# RECORDS FOR THE EXERCISE start

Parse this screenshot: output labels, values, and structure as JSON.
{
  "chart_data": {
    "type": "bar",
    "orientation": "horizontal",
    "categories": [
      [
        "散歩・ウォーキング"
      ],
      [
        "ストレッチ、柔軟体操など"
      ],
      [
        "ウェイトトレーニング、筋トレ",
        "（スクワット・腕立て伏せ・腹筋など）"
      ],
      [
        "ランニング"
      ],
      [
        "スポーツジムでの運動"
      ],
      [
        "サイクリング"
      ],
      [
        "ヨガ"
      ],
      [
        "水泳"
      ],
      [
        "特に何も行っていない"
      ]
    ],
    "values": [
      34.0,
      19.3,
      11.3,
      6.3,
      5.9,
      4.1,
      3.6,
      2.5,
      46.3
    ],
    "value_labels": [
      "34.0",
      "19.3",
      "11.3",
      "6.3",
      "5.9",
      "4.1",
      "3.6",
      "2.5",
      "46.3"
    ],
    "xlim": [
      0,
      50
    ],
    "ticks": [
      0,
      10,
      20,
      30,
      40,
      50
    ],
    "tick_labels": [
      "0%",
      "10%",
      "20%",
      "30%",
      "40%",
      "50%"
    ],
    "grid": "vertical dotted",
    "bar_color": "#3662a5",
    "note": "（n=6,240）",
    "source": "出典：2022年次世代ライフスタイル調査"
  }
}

# RECORDS FOR THE EXERCISE end

# TASK DETAILS
Give an exact copy of all the data shown above.

# RIGHT ANSWER
Parse this screenshot: output labels, values, and structure as JSON.
{
  "chart_data": {
    "type": "bar",
    "orientation": "horizontal",
    "categories": [
      [
        "散歩・ウォーキング"
      ],
      [
        "ストレッチ、柔軟体操など"
      ],
      [
        "ウェイトトレーニング、筋トレ",
        "（スクワット・腕立て伏せ・腹筋など）"
      ],
      [
        "ランニング"
      ],
      [
        "スポーツジムでの運動"
      ],
      [
        "サイクリング"
      ],
      [
        "ヨガ"
      ],
      [
        "水泳"
      ],
      [
        "特に何も行っていない"
      ]
    ],
    "values": [
      34.0,
      19.3,
      11.3,
      6.3,
      5.9,
      4.1,
      3.6,
      2.5,
      46.3
    ],
    "value_labels": [
      "34.0",
      "19.3",
      "11.3",
      "6.3",
      "5.9",
      "4.1",
      "3.6",
      "2.5",
      "46.3"
    ],
    "xlim": [
      0,
      50
    ],
    "ticks": [
      0,
      10,
      20,
      30,
      40,
      50
    ],
    "tick_labels": [
      "0%",
      "10%",
      "20%",
      "30%",
      "40%",
      "50%"
    ],
    "grid": "vertical dotted",
    "bar_color": "#3662a5",
    "note": "（n=6,240）",
    "source": "出典：2022年次世代ライフスタイル調査"
  }
}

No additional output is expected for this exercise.